◆ **PROBLEM SET**:
- A) List each distinct username in the forum thread that appears beside a date and time, in order of first appearance.
- B) Set down the portion of the forum thread starting at "Oh God yes, I've" and ending at "That’s horrendous.", matching its wording precisely.

** Opening SUPPLIED TEXT block **

Intervention definitely needed imo.

tripleginandtonic · 27/07/2025 14:15

Dis he not call an ambulance? OP you need to leave asap if not now.

RosieDouras · 27/07/2025 14:16

IZK · 27/07/2025 14:11

Oh God yes, I've just had a look.

They have a 6 month old baby and in the OP's own words, "he has zero caring responsibilities for her, I do absolutely everything".

Not a relationship the OP or their baby is safe in.

Intervention definitely needed imo.

That’s horrendous.

Hobnobswantshernameback · 27/07/2025 14:17

Well done op
lots and lots of froth

RosieDouras · 27/07/2025 14:18

Unwatched

sandrapinchedmysandwich · 27/07/2025 14:20

Daleksatemyshed · 27/07/2025 09:57

He hurts the dog, frightens the cat and hits strangers and thinks it's fine. Run for your life Op, seriously, he's cruel and nasty

This. He is a bad man. I am shocked that your main question is if the police will find him. He should go somewhere where he cant hurt animals or people. You should have kept the dog and got rid of him.

anytipswelcome · 27/07/2025 14:21

There is a nine month old and an older daughter living in this shit show and thinking it’s normal for women to be abused by awful, awful men. And so the cycle will continue.

OP your partner takes your bank card to punish you, you’ve had to create a back up plan so that you have access to money if you need it. This happens in relationships that are off the scale bad, not normal ones.

You also pay for 90%+ of household bills and he sometimes gives you £50 a week but only if you haven’t annoyed him. You do all the cooking and cleaning. He changed her nappy 6 times in the first five months of her life. You have had to rehome pets due to his violence. He ‘goes out of his way to scare’ your cats.

What the fuck are you thinking staying with this man?

Your poor kids. I don’t know how old your older daughter is but I hope she tells someone with a safeguarding responsibility what her home life is like so that SS can support you to leave. He’s not even her dad.

Though on your other thread you say, when asked why you’re with him despite all this, “I love him.”

So I fear you’d choose to remain with him despite the very clear cost to your children.

IZK · 27/07/2025 14:24

anytipswelcome · 27/07/2025 14:21

There is a nine month old and an older daughter living in this shit show and thinking it’s normal for women to be abused by awful, awful men. And so the cycle will continue.

OP your partner takes your bank card to punish you, you’ve had to create a back up plan so that you have access to money if you need it. This happens in relationships that are off the scale bad, not normal ones.

You also pay for 90%+ of household bills and he sometimes gives you £50 a week but only if you haven’t annoyed him. You do all the cooking and cleaning. He changed her nappy 6 times in the first five months of her life. You have had to rehome pets due to his violence. He ‘goes out of his way to scare’ your cats.

What the fuck are you thinking staying with this man?

** Closing SUPPLIED TEXT block **
** Opening ENTRIES PROVIDED block **

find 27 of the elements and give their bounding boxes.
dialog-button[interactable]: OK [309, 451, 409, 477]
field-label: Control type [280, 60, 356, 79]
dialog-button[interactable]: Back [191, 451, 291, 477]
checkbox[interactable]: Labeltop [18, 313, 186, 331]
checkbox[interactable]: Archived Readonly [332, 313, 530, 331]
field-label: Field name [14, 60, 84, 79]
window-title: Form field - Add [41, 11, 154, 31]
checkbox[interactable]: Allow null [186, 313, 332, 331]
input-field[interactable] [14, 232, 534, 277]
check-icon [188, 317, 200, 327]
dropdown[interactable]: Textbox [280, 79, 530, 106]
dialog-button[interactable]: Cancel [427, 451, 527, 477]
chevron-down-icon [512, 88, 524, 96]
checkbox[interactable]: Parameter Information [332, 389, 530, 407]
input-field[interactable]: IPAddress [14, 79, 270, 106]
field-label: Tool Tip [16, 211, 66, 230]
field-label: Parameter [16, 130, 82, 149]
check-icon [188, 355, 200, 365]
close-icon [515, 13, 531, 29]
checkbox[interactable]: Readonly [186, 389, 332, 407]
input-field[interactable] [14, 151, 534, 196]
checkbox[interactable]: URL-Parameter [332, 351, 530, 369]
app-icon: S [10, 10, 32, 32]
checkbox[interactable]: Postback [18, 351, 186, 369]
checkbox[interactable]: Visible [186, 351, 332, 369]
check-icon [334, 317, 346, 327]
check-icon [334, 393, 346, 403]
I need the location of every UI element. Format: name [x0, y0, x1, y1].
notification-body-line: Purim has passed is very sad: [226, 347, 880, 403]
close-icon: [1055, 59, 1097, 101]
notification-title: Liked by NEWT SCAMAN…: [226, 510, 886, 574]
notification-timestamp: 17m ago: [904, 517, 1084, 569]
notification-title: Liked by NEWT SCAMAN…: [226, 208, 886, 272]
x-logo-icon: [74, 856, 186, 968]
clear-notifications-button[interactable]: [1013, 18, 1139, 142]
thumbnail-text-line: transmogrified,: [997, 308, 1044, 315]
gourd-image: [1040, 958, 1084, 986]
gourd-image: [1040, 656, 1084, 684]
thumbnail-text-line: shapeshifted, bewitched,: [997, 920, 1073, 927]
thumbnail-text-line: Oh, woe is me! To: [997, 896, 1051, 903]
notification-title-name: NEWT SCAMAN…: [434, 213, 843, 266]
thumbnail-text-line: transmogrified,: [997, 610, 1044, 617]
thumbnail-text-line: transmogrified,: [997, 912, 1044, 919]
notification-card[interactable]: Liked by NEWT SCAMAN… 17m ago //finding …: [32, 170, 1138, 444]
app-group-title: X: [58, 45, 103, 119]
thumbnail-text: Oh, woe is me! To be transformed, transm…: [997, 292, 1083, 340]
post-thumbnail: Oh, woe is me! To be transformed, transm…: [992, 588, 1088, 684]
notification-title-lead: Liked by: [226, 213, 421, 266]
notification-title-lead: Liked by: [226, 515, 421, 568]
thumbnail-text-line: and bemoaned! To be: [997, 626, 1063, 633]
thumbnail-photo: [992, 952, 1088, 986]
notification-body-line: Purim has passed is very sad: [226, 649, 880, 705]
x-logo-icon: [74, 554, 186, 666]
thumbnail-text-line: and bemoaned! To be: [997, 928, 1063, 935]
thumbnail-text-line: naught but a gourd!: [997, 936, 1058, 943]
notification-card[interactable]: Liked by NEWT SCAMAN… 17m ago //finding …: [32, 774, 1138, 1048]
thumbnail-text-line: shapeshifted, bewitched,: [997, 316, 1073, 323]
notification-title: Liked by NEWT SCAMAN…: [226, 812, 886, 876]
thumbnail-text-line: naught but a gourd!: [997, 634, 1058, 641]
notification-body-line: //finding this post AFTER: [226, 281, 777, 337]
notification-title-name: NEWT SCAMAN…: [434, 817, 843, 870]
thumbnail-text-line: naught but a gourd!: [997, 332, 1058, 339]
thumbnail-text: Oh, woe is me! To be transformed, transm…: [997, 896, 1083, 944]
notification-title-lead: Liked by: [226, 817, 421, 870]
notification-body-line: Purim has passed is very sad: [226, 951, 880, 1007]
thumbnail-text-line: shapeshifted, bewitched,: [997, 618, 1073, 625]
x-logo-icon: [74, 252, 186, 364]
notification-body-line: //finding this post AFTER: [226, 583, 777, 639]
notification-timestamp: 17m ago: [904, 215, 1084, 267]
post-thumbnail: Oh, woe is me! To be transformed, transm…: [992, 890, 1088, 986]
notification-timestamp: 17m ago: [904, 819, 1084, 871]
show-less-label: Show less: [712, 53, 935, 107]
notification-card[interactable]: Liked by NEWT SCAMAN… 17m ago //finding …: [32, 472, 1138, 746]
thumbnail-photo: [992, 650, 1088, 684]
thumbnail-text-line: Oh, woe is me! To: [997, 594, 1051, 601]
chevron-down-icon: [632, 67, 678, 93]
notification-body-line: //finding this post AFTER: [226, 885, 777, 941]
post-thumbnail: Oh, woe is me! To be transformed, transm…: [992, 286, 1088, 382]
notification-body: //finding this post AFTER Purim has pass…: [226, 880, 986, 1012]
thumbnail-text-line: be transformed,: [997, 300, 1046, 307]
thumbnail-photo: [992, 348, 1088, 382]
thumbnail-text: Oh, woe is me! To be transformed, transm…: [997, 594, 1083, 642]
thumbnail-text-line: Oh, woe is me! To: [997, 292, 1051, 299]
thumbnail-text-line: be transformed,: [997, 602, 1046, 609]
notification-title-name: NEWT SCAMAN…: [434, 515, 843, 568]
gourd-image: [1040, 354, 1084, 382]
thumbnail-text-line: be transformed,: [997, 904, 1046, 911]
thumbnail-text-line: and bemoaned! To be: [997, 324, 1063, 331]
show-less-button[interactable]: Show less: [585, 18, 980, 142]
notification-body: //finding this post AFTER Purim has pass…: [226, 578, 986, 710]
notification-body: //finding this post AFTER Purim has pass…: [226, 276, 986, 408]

** Closing ENTRIES PROVIDED block **

◆ **EXERCISE RESPONSES**:
- A)
tripleginandtonic
RosieDouras
IZK
Hobnobswantshernameback
sandrapinchedmysandwich
Daleksatemyshed
anytipswelcome

- B)
Oh God yes, I've just had a look.

They have a 6 month old baby and in the OP's own words, "he has zero caring responsibilities for her, I do absolutely everything".

Not a relationship the OP or their baby is safe in.

Intervention definitely needed imo.

That’s horrendous.